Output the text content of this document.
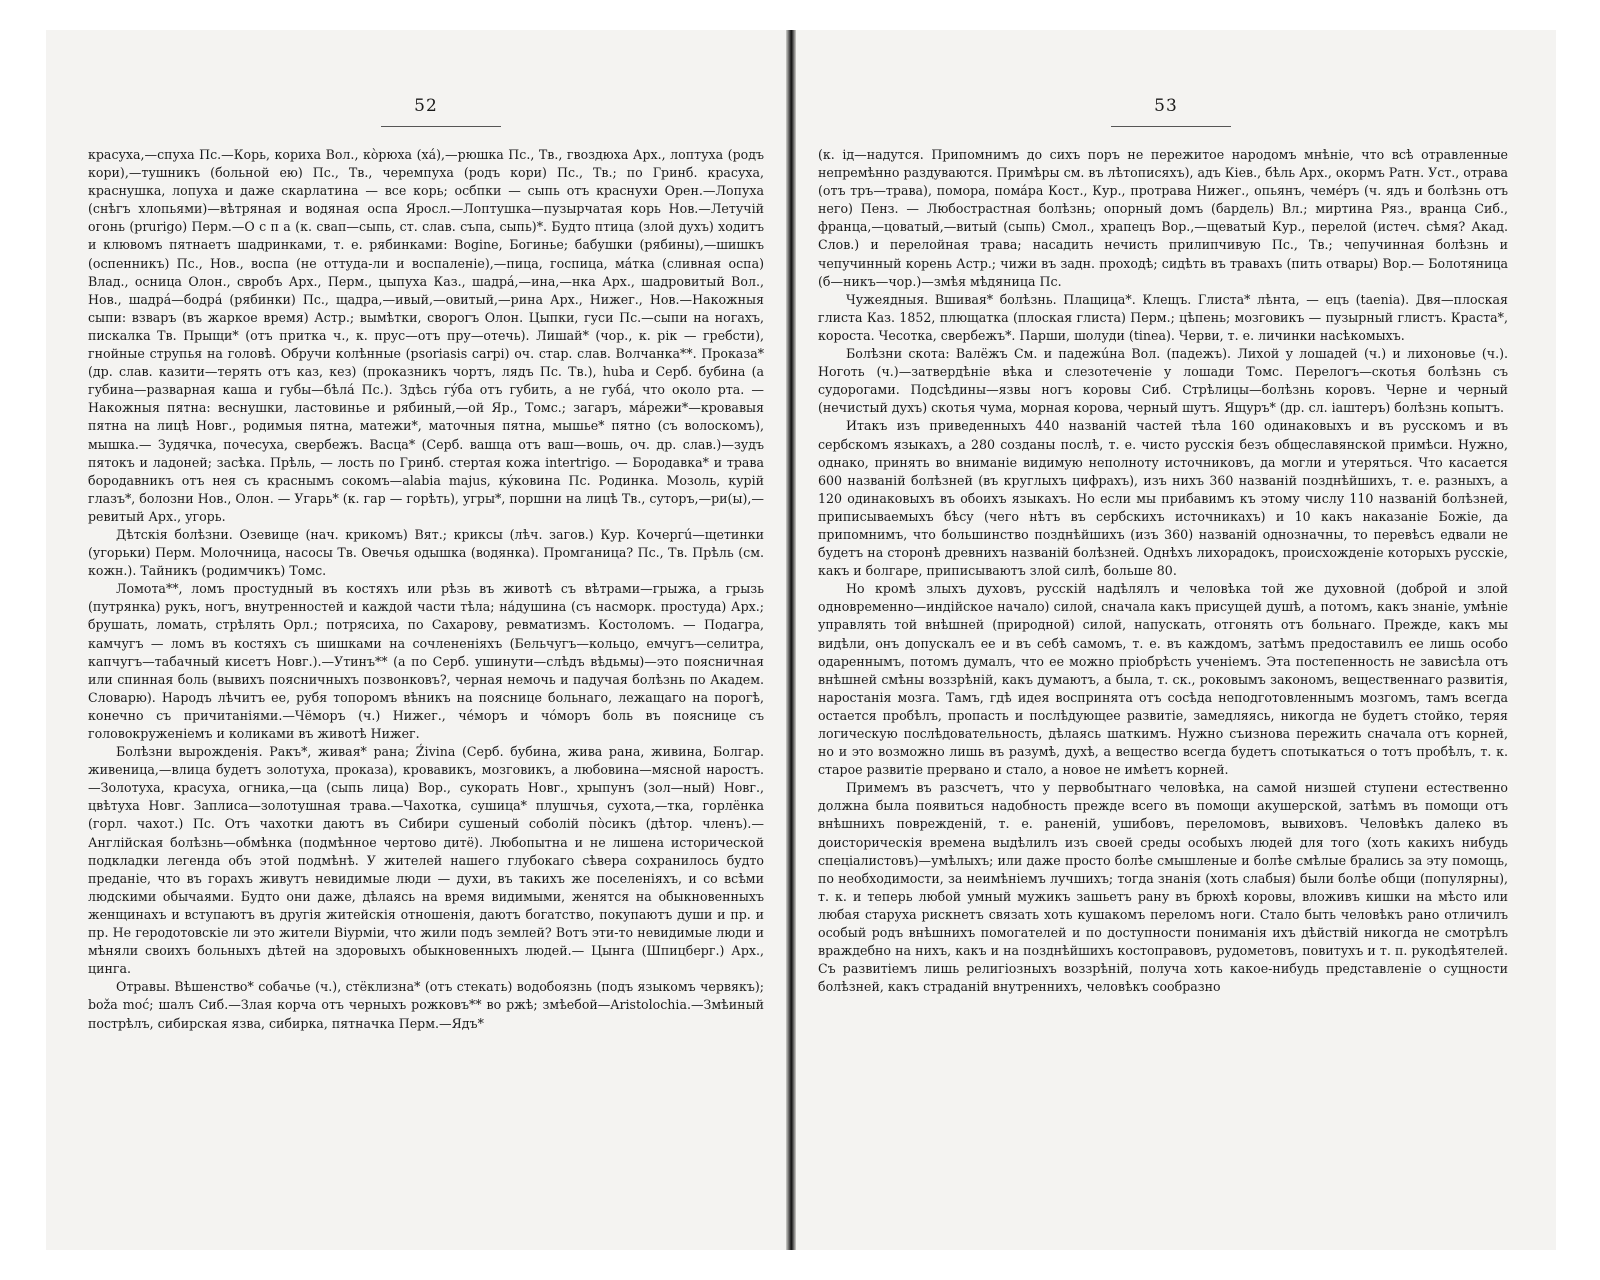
52

красуха,—спуха Пс.—Корь, кориха Вол., кòрюха (хá),—рюшка Пс., Тв., гвоздюха Арх., лоптуха (родъ кори),—тушникъ (больной ею) Пс., Тв., черемпуха (родъ кори) Пс., Тв.; по Гринб. красуха, краснушка, лопуха и даже скарлатина — все корь; осбпки — сыпь отъ краснухи Орен.—Лопуха (снѣгъ хлопьями)—вѣтряная и водяная оспа Яросл.—Лоптушка—пузырчатая корь Нов.—Летучій огонь (prurigo) Перм.—О с п а (к. свап—сыпь, ст. слав. съпа, сыпь)*. Будто птица (злой духъ) ходитъ и клювомъ пятнаетъ шадринками, т. е. рябинками: Bogine, Богинье; бабушки (рябины),—шишкъ (оспенникъ) Пс., Нов., воспа (не оттуда-ли и воспаленіе),—пица, госпица, мáтка (сливная оспа) Влад., осница Олон., свробъ Арх., Перм., цыпуха Каз., шадрá,—ина,—нка Арх., шадровитый Вол., Нов., шадрá—бодрá (рябинки) Пс., щадра,—ивый,—овитый,—рина Арх., Нижег., Нов.—Накожныя сыпи: взваръ (въ жаркое время) Астр.; вымѣтки, сворогъ Олон. Цыпки, гуси Пс.—сыпи на ногахъ, пискалка Тв. Прыщи* (отъ притка ч., к. прус—отъ пру—отечь). Лишай* (чор., к. рік — гребсти), гнойные струпья на головѣ. Обручи колѣнные (psoriasis carpi) оч. стар. слав. Волчанка**. Проказа* (др. слав. казити—терять отъ каз, кез) (проказникъ чортъ, лядъ Пс. Тв.), huba и Серб. бубина (а губина—разварная каша и губы—бѣлá Пс.). Здѣсь гýба отъ губить, а не губá, что около рта. — Накожныя пятна: веснушки, ластовинье и рябиный,—ой Яр., Томс.; загаръ, мáрежи*—кровавыя пятна на лицѣ Новг., родимыя пятна, матежи*, маточныя пятна, мышье* пятно (съ волоскомъ), мышка.— Зудячка, почесуха, свербежъ. Васца* (Серб. вашца отъ ваш—вошь, оч. др. слав.)—зудъ пятокъ и ладоней; засѣка. Прѣль, — лость по Гринб. стертая кожа intertrigo. — Бородавка* и трава бородавникъ отъ нея съ краснымъ сокомъ—alabia majus, кýковина Пс. Родинка. Мозоль, курій глазъ*, болозни Нов., Олон. — Угарь* (к. гар — горѣть), угры*, поршни на лицѣ Тв., суторъ,—ри(ы),—ревитый Арх., угорь.

Дѣтскія болѣзни. Озевище (нач. крикомъ) Вят.; криксы (лѣч. загов.) Кур. Кочергú—щетинки (угорьки) Перм. Молочница, насосы Тв. Овечья одышка (водянка). Промганица? Пс., Тв. Прѣль (см. кожн.). Тайникъ (родимчикъ) Томс.

Ломота**, ломъ простудный въ костяхъ или рѣзь въ животѣ съ вѣтрами—грыжа, а грызь (путрянка) рукъ, ногъ, внутренностей и каждой части тѣла; нáдушина (съ насморк. простуда) Арх.; брушать, ломать, стрѣлять Орл.; потрясиха, по Сахарову, ревматизмъ. Костоломъ. — Подагра, камчугъ — ломъ въ костяхъ съ шишками на сочлененіяхъ (Бельчугъ—кольцо, емчугъ—селитра, капчугъ—табачный кисетъ Новг.).—Утинъ** (а по Серб. ушинути—слѣдъ вѣдьмы)—это поясничная или спинная боль (вывихъ поясничныхъ позвонковъ?, черная немочь и падучая болѣзнь по Академ. Словарю). Народъ лѣчитъ ее, рубя топоромъ вѣникъ на пояснице больнаго, лежащаго на порогѣ, конечно съ причитаніями.—Чёморъ (ч.) Нижег., чéморъ и чóморъ боль въ пояснице съ головокруженіемъ и коликами въ животѣ Нижег.

Болѣзни вырожденія. Ракъ*, живая* рана; Źivina (Серб. бубина, жива рана, живина, Болгар. живеница,—влица будетъ золотуха, проказа), кровавикъ, мозговикъ, а любовина—мясной наростъ.—Золотуха, красуха, огника,—ца (сыпь лица) Вор., сукорать Новг., хрыпунъ (зол—ный) Новг., цвѣтуха Новг. Заплиса—золотушная трава.—Чахотка, сушица* плушчья, сухота,—тка, горлёнка (горл. чахот.) Пс. Отъ чахотки даютъ въ Сибири сушеный соболій пòсикъ (дѣтор. членъ).—Англійская болѣзнь—обмѣнка (подмѣнное чертово дитё). Любопытна и не лишена исторической подкладки легенда объ этой подмѣнѣ. У жителей нашего глубокаго сѣвера сохранилось будто преданіе, что въ горахъ живутъ невидимые люди — духи, въ такихъ же поселеніяхъ, и со всѣми людскими обычаями. Будто они даже, дѣлаясь на время видимыми, женятся на обыкновенныхъ женщинахъ и вступаютъ въ другія житейскія отношенія, даютъ богатство, покупаютъ души и пр. и пр. Не геродотовскіе ли это жители Віурміи, что жили подъ землей? Вотъ эти-то невидимые люди и мѣняли своихъ больныхъ дѣтей на здоровыхъ обыкновенныхъ людей.— Цынга (Шпицберг.) Арх., цинга.

Отравы. Вѣшенство* собачье (ч.), стёклизна* (отъ стекать) водобоязнь (подъ языкомъ червякъ); boža moć; шалъ Сиб.—Злая корча отъ черныхъ рожковъ** во ржѣ; змѣебой—Aristolochia.—Змѣиный пострѣлъ, сибирская язва, сибирка, пятначка Перм.—Ядъ*

53

(к. ід—надутся. Припомнимъ до сихъ поръ не пережитое народомъ мнѣніе, что всѣ отравленные непремѣнно раздуваются. Примѣры см. въ лѣтописяхъ), адъ Кіев., бѣль Арх., окормъ Ратн. Уст., отрава (отъ тръ—трава), помора, помáра Кост., Кур., протрава Нижег., опьянъ, чемéръ (ч. ядъ и болѣзнь отъ него) Пенз. — Любострастная болѣзнь; опорный домъ (бардель) Вл.; миртина Ряз., вранца Сиб., франца,—цоватый,—витый (сыпь) Смол., храпецъ Вор.,—щеватый Кур., перелой (истеч. сѣмя? Акад. Слов.) и перелойная трава; насадить нечисть прилипчивую Пс., Тв.; чепучинная болѣзнь и чепучинный корень Астр.; чижи въ задн. проходѣ; сидѣть въ травахъ (пить отвары) Вор.— Болотяница (б—никъ—чор.)—змѣя мѣдяница Пс.

Чужеядныя. Вшивая* болѣзнь. Плащица*. Клещъ. Глиста* лѣнта, — ецъ (taenia). Двя—плоская глиста Каз. 1852, плющатка (плоская глиста) Перм.; цѣпень; мозговикъ — пузырный глистъ. Краста*, короста. Чесотка, свербежъ*. Парши, шолуди (tinea). Черви, т. е. личинки насѣкомыхъ.

Болѣзни скота: Валёжъ См. и падежúна Вол. (падежъ). Лихой у лошадей (ч.) и лихоновье (ч.). Ноготь (ч.)—затвердѣніе вѣка и слезотеченіе у лошади Томс. Перелогъ—скотья болѣзнь съ судорогами. Подсѣдины—язвы ногъ коровы Сиб. Стрѣлицы—болѣзнь коровъ. Черне и черный (нечистый духъ) скотья чума, морная корова, черный шутъ. Ящуръ* (др. сл. іаштеръ) болѣзнь копытъ.

Итакъ изъ приведенныхъ 440 названій частей тѣла 160 одинаковыхъ и въ русскомъ и въ сербскомъ языкахъ, а 280 созданы послѣ, т. е. чисто русскія безъ общеславянской примѣси. Нужно, однако, принять во вниманіе видимую неполноту источниковъ, да могли и утеряться. Что касается 600 названій болѣзней (въ круглыхъ цифрахъ), изъ нихъ 360 названій позднѣйшихъ, т. е. разныхъ, а 120 одинаковыхъ въ обоихъ языкахъ. Но если мы прибавимъ къ этому числу 110 названій болѣзней, приписываемыхъ бѣсу (чего нѣтъ въ сербскихъ источникахъ) и 10 какъ наказаніе Божіе, да припомнимъ, что большинство позднѣйшихъ (изъ 360) названій однозначны, то перевѣсъ едвали не будетъ на сторонѣ древнихъ названій болѣзней. Однѣхъ лихорадокъ, происхожденіе которыхъ русскіе, какъ и болгаре, приписываютъ злой силѣ, больше 80.

Но кромѣ злыхъ духовъ, русскій надѣлялъ и человѣка той же духовной (доброй и злой одновременно—индійское начало) силой, сначала какъ присущей душѣ, а потомъ, какъ знаніе, умѣніе управлять той внѣшней (природной) силой, напускать, отгонять отъ больнаго. Прежде, какъ мы видѣли, онъ допускалъ ее и въ себѣ самомъ, т. е. въ каждомъ, затѣмъ предоставилъ ее лишь особо одареннымъ, потомъ думалъ, что ее можно пріобрѣсть ученіемъ. Эта постепенность не зависѣла отъ внѣшней смѣны воззрѣній, какъ думаютъ, а была, т. ск., роковымъ закономъ, вещественнаго развитія, наростанія мозга. Тамъ, гдѣ идея воспринята отъ сосѣда неподготовленнымъ мозгомъ, тамъ всегда остается пробѣлъ, пропасть и послѣдующее развитіе, замедляясь, никогда не будетъ стойко, теряя логическую послѣдовательность, дѣлаясь шаткимъ. Нужно съизнова пережить сначала отъ корней, но и это возможно лишь въ разумѣ, духѣ, а вещество всегда будетъ спотыкаться о тотъ пробѣлъ, т. к. старое развитіе прервано и стало, а новое не имѣетъ корней.

Примемъ въ разсчетъ, что у первобытнаго человѣка, на самой низшей ступени естественно должна была появиться надобность прежде всего въ помощи акушерской, затѣмъ въ помощи отъ внѣшнихъ поврежденій, т. е. раненій, ушибовъ, переломовъ, вывиховъ. Человѣкъ далеко въ доисторическія времена выдѣлилъ изъ своей среды особыхъ людей для того (хоть какихъ нибудь спеціалистовъ)—умѣлыхъ; или даже просто болѣе смышленые и болѣе смѣлые брались за эту помощь, по необходимости, за неимѣніемъ лучшихъ; тогда знанія (хоть слабыя) были болѣе общи (популярны), т. к. и теперь любой умный мужикъ зашьетъ рану въ брюхѣ коровы, вложивъ кишки на мѣсто или любая старуха рискнетъ связать хоть кушакомъ переломъ ноги. Стало быть человѣкъ рано отличилъ особый родъ внѣшнихъ помогателей и по доступности пониманія ихъ дѣйствій никогда не смотрѣлъ враждебно на нихъ, какъ и на позднѣйшихъ костоправовъ, рудометовъ, повитухъ и т. п. рукодѣятелей. Съ развитіемъ лишь религіозныхъ воззрѣній, получа хоть какое-нибудь представленіе о сущности болѣзней, какъ страданій внутреннихъ, человѣкъ сообразно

__________

[What the task asks] Which lines hold the string "ногъ"? List them all.

[Solution to the problem]
Ломота**, ломъ простудный въ костяхъ или рѣзь въ животѣ съ вѣтрами—грыжа, а грызь (путрянка) рукъ, ногъ, внутренностей и каждой части тѣла; нáдушина (съ насморк. простуда) Арх.; брушать, ломать, стрѣлять Орл.; потрясиха, по Сахарову, ревматизмъ. Костоломъ. — Подагра, камчугъ — ломъ въ костяхъ съ шишками на сочлененіяхъ (Бельчугъ—кольцо, емчугъ—селитра, капчугъ—табачный кисетъ Новг.).—Утинъ** (а по Серб. ушинути—слѣдъ вѣдьмы)—это поясничная или спинная боль (вывихъ поясничныхъ позвонковъ?, черная немочь и падучая болѣзнь по Академ. Словарю). Народъ лѣчитъ ее, рубя топоромъ вѣникъ на пояснице больнаго, лежащаго на порогѣ, конечно съ причитаніями.—Чёморъ (ч.) Нижег., чéморъ и чóморъ боль въ пояснице съ головокруженіемъ и коликами въ животѣ Нижег.
Болѣзни скота: Валёжъ См. и падежúна Вол. (падежъ). Лихой у лошадей (ч.) и лихоновье (ч.). Ноготь (ч.)—затвердѣніе вѣка и слезотеченіе у лошади Томс. Перелогъ—скотья болѣзнь съ судорогами. Подсѣдины—язвы ногъ коровы Сиб. Стрѣлицы—болѣзнь коровъ. Черне и черный (нечистый духъ) скотья чума, морная корова, черный шутъ. Ящуръ* (др. сл. іаштеръ) болѣзнь копытъ.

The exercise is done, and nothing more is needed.